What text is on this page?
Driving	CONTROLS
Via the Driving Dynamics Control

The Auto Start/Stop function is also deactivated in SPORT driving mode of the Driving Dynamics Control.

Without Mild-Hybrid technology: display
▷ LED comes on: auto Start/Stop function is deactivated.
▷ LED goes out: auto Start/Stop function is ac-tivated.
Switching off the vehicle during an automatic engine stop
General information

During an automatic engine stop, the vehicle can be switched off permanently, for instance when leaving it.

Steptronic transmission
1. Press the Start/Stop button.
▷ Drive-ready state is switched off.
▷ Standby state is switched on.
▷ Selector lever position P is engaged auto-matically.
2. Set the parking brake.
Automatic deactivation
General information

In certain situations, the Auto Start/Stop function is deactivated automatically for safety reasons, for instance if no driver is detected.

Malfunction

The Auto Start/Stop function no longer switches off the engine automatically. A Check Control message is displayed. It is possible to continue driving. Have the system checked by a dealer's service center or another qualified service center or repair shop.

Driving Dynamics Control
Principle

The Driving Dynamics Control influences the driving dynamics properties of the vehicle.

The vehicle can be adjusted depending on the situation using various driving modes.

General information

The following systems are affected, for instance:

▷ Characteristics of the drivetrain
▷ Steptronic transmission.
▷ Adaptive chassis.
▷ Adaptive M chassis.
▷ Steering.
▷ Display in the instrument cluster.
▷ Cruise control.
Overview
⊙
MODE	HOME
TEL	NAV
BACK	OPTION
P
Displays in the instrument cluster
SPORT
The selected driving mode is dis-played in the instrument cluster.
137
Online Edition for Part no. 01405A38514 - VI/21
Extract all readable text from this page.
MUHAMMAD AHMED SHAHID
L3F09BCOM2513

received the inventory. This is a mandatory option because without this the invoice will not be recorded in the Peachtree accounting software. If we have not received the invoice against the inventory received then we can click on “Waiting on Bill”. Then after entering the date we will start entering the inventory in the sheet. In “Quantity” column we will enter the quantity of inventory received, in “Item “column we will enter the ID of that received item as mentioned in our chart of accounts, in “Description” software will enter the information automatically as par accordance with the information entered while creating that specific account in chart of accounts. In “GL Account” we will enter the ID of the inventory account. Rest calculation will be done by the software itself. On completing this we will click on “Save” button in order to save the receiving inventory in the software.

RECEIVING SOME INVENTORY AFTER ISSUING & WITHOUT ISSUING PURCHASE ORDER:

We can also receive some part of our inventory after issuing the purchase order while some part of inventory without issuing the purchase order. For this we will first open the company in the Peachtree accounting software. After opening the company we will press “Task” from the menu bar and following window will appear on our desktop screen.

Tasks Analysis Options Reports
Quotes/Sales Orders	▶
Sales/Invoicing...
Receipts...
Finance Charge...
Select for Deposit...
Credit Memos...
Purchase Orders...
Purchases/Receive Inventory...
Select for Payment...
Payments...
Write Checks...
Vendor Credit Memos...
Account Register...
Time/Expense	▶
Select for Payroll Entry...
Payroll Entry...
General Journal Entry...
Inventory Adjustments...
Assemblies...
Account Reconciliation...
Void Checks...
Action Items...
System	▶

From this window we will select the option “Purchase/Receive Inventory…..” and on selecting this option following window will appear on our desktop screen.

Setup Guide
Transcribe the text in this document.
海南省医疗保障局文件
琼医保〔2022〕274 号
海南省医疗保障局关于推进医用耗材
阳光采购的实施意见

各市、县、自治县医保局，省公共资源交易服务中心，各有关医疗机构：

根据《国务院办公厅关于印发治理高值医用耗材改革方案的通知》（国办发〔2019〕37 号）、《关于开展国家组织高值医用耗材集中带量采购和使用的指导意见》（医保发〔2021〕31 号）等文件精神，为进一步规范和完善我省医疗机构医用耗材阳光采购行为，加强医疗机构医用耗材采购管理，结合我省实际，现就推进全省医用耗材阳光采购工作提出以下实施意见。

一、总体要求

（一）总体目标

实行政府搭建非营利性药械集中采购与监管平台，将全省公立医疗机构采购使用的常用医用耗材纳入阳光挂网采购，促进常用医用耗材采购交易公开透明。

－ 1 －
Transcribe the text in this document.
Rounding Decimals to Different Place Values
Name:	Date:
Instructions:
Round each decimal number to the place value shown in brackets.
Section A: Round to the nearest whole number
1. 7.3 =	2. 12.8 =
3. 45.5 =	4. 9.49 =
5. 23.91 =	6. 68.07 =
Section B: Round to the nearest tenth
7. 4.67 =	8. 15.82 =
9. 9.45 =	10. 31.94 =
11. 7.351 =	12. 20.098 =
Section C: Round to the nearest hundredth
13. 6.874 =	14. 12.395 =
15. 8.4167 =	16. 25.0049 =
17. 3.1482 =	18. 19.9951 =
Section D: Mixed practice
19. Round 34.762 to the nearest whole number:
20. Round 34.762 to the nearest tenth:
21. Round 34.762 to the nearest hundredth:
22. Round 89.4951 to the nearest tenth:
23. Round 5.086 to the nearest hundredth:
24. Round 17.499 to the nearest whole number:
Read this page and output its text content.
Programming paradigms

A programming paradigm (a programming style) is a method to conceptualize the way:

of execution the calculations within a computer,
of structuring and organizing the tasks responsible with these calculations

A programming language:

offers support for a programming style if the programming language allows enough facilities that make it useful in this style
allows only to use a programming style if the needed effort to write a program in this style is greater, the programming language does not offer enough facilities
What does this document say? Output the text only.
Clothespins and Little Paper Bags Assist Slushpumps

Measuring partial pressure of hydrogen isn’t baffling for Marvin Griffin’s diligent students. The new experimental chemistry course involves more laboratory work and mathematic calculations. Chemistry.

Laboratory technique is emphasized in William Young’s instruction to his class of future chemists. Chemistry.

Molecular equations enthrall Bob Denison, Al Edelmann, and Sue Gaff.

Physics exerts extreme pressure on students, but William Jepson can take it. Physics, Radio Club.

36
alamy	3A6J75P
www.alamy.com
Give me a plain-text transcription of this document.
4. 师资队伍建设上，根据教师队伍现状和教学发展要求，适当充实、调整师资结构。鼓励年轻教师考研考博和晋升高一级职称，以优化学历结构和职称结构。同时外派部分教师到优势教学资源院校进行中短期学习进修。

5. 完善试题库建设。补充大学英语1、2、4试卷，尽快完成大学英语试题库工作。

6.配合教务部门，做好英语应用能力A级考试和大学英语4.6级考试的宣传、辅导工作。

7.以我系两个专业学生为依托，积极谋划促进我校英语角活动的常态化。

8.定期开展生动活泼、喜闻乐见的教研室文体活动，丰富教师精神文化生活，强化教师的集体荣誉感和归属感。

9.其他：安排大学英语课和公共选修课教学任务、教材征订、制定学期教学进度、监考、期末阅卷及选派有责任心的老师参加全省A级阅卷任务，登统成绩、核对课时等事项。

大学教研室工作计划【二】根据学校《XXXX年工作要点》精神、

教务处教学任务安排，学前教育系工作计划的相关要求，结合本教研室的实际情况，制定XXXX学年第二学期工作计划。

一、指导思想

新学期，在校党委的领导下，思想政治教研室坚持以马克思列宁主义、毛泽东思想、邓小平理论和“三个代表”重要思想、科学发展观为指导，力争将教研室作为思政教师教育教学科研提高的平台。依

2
------
Check each line above for the word "Sales" and copy the ones that have it.

* _RESULT FOR THIS TASK_
Quotes/Sales Orders	▶
Sales/Invoicing...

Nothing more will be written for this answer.